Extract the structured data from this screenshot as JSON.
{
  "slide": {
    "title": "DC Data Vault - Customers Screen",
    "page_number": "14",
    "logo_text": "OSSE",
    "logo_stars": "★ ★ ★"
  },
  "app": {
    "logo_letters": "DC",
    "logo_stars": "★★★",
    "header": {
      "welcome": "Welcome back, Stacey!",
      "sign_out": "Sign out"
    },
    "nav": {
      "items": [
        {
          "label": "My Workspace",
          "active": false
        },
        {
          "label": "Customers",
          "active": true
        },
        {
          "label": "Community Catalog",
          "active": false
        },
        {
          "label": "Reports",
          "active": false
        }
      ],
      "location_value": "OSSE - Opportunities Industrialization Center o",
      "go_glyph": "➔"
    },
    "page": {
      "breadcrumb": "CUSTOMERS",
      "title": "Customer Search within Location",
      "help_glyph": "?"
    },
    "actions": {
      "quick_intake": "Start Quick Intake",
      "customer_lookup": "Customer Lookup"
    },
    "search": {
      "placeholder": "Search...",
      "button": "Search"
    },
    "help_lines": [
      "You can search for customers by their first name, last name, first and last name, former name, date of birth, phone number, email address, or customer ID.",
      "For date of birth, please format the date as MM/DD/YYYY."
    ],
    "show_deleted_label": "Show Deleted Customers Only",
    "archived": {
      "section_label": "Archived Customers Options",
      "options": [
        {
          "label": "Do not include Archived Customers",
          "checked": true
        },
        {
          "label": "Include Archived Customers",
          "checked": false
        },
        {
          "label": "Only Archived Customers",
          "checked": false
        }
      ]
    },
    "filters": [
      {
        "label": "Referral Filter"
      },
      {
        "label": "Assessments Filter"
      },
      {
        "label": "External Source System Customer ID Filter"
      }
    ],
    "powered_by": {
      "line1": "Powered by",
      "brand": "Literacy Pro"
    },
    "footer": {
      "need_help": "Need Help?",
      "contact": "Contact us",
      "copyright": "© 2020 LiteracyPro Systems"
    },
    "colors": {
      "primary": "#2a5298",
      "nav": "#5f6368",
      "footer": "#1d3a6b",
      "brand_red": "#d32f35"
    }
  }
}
◇ ◇ ◇ ◇
What to work on =>
Among the records above, how many lines carry the string "birth"? Reply with the number alone.

Output of the task =>
2